Task goal: Where does the string "creating" appear in the records? Copy every line that contains it.

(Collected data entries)

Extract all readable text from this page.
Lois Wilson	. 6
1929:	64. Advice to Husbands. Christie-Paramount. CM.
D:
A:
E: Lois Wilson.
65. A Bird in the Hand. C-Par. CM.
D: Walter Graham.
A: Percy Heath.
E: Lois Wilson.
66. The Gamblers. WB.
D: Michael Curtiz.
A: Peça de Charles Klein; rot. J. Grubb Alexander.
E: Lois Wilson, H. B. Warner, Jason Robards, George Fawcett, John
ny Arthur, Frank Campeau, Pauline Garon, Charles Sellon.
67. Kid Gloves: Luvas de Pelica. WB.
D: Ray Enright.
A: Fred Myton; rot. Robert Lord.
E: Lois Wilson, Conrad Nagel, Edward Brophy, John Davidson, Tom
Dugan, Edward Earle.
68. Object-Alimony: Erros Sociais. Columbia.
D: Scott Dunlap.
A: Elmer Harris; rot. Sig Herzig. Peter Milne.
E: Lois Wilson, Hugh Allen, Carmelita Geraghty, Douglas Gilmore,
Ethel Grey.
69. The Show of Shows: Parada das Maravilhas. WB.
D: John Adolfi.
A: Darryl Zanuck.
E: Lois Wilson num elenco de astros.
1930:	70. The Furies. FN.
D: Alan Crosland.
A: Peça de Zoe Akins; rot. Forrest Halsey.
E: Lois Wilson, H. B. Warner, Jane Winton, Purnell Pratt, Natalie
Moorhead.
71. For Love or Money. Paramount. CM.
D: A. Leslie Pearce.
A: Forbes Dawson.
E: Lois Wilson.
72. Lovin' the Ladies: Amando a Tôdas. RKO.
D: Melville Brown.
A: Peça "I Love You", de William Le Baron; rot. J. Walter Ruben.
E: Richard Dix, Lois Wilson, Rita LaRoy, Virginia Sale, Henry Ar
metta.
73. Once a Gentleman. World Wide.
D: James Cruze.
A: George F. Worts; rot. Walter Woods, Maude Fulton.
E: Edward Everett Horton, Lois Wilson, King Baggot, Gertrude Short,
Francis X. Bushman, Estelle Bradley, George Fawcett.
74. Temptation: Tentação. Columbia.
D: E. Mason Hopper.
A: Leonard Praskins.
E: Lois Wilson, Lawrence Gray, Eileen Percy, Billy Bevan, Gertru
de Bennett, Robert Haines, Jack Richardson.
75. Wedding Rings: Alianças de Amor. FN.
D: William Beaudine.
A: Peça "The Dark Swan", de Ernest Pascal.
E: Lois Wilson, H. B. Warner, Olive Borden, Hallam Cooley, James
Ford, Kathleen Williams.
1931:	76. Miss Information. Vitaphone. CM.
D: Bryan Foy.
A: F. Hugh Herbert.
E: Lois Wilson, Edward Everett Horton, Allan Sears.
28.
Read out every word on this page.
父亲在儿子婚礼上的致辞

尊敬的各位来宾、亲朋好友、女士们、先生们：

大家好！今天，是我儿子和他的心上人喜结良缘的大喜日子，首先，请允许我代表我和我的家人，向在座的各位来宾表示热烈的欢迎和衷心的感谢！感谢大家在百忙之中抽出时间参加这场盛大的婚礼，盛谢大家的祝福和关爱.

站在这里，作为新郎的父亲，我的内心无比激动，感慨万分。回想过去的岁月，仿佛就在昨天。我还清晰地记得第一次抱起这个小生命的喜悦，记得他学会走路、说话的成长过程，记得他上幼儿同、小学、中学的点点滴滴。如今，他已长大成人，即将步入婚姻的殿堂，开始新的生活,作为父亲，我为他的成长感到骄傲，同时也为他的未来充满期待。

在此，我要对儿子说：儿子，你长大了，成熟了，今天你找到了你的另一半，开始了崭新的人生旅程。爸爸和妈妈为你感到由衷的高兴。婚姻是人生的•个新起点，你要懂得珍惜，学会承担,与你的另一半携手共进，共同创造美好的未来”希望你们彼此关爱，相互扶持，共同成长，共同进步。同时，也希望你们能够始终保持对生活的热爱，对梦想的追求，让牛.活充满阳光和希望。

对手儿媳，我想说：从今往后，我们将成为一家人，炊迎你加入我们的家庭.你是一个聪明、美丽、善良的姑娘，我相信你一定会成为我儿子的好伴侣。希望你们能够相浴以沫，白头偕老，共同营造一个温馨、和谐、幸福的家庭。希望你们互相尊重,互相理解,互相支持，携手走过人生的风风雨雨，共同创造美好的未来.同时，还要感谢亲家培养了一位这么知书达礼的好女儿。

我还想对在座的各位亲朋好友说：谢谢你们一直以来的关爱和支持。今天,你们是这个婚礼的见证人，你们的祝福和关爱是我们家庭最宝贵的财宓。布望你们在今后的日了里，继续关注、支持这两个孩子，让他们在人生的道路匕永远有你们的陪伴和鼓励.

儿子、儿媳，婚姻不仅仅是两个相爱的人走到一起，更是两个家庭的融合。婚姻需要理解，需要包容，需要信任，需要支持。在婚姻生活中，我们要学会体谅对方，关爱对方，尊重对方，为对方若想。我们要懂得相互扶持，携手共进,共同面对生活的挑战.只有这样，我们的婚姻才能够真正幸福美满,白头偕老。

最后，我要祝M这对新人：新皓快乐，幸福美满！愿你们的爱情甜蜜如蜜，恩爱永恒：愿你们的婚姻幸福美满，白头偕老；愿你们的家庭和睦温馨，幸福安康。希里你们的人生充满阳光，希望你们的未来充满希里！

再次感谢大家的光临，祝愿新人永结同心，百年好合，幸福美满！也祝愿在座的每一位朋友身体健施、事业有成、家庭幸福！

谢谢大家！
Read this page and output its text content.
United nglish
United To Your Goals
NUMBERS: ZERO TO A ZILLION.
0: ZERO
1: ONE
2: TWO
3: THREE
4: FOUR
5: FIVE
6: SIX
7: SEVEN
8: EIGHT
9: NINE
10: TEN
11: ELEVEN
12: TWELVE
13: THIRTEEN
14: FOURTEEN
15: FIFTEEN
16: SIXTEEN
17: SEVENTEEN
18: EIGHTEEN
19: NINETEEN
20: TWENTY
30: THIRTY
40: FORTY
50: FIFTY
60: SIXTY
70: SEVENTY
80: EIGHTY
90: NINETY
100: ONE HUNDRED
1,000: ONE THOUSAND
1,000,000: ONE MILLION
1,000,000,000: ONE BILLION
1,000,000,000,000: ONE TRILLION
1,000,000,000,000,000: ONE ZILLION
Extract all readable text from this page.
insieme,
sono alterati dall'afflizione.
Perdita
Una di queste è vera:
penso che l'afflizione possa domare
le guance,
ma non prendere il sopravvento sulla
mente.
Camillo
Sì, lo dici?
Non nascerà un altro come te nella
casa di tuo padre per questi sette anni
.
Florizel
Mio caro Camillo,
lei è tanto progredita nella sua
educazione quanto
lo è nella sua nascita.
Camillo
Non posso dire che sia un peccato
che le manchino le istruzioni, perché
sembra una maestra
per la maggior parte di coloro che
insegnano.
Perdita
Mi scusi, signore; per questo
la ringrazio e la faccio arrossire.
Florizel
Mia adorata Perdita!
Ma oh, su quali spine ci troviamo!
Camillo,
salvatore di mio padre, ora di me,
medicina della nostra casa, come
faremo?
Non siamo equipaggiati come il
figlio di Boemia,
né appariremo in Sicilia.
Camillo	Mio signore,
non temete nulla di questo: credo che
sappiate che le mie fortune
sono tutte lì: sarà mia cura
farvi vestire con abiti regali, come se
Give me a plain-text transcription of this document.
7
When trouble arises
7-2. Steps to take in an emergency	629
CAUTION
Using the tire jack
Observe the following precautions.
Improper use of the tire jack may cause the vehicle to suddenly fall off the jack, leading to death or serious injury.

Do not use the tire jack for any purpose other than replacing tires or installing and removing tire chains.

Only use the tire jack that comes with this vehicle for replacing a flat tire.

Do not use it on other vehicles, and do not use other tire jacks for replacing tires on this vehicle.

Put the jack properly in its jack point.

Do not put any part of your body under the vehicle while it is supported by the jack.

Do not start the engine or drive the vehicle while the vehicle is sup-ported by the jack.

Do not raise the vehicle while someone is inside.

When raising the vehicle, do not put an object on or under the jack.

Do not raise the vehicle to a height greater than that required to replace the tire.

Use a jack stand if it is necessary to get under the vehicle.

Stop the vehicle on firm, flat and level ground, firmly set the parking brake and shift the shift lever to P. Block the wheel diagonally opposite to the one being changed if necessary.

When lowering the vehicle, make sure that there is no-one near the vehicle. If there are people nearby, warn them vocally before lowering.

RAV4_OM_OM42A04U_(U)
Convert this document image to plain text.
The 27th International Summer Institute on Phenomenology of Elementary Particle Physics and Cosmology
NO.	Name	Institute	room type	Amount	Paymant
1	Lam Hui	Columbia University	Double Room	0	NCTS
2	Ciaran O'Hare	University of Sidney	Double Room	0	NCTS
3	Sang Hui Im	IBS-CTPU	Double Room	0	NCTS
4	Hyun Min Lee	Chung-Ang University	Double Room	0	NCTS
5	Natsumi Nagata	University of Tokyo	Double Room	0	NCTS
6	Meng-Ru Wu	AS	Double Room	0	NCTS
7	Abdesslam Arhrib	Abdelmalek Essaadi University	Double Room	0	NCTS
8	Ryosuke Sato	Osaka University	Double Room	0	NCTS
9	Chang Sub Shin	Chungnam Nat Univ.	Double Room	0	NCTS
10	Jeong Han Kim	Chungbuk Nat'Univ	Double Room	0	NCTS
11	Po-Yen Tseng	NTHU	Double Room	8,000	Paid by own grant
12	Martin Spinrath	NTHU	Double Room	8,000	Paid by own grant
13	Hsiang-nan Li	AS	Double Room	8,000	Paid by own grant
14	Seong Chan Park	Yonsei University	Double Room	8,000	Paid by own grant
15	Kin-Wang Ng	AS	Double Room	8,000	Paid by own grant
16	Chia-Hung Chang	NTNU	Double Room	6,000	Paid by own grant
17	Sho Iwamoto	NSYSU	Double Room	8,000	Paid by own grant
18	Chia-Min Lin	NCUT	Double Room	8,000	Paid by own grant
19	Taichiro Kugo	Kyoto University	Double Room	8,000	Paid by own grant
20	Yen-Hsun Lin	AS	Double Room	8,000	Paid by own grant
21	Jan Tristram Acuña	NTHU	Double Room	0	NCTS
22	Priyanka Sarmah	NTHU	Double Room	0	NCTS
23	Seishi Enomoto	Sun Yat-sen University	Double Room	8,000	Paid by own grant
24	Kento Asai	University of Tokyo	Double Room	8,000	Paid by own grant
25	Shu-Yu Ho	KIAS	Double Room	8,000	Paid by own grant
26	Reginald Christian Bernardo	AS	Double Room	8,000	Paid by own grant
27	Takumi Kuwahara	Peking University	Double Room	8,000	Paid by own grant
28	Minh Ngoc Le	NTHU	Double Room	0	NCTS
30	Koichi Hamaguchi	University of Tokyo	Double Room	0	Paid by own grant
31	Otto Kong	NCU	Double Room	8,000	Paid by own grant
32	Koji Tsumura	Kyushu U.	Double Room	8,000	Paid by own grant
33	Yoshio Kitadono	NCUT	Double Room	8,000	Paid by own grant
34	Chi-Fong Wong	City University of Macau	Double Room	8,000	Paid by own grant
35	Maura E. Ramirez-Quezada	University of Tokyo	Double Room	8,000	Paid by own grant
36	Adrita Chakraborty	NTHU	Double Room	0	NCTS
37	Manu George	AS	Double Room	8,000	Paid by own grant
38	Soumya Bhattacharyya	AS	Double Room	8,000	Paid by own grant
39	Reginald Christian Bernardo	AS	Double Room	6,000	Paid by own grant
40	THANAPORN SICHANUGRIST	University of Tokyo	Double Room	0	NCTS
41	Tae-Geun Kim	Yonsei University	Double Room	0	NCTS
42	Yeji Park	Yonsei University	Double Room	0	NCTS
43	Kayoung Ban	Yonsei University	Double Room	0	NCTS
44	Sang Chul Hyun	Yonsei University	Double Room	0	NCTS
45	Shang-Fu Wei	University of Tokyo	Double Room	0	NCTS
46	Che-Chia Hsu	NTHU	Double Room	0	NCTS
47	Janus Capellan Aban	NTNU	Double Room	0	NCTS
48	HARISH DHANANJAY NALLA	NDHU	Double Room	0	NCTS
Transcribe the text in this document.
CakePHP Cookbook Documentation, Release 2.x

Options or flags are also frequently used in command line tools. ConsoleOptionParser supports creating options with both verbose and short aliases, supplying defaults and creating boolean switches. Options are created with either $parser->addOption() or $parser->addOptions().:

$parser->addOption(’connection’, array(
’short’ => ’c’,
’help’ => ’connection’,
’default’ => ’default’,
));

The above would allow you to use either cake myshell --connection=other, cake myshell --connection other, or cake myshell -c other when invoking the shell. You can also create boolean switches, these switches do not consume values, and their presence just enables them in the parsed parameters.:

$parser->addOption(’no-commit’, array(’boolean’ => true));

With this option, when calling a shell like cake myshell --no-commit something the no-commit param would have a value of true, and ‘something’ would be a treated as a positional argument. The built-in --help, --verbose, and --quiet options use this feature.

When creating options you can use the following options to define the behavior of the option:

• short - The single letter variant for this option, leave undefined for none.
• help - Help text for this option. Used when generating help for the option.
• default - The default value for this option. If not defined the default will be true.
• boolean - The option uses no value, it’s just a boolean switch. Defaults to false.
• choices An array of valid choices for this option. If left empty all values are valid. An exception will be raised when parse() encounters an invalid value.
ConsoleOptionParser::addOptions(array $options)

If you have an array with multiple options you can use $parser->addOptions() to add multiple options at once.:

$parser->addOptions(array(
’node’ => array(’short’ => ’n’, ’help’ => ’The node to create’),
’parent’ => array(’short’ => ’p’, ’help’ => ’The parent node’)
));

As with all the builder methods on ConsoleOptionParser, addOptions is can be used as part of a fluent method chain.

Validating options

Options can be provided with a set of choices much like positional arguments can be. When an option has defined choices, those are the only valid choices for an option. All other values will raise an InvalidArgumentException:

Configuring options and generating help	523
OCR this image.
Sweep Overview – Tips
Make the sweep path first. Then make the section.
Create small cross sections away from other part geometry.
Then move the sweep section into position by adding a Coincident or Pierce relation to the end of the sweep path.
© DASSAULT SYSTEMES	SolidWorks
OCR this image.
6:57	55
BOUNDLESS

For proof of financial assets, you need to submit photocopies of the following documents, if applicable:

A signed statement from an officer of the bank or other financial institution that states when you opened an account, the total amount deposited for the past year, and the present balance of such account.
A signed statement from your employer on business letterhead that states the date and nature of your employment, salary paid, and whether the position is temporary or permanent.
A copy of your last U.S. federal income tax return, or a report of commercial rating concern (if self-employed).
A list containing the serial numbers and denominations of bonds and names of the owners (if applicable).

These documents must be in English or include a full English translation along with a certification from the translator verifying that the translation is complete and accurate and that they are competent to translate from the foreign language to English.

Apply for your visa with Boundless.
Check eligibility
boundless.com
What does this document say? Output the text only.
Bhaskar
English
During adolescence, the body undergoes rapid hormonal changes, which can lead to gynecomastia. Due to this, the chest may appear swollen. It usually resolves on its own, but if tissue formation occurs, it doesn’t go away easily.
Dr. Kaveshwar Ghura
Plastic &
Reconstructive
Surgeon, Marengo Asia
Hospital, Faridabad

Exercise response:
Options or flags are also frequently used in command line tools. ConsoleOptionParser supports creating options with both verbose and short aliases, supplying defaults and creating boolean switches. Options are created with either $parser->addOption() or $parser->addOptions().:
When creating options you can use the following options to define the behavior of the option:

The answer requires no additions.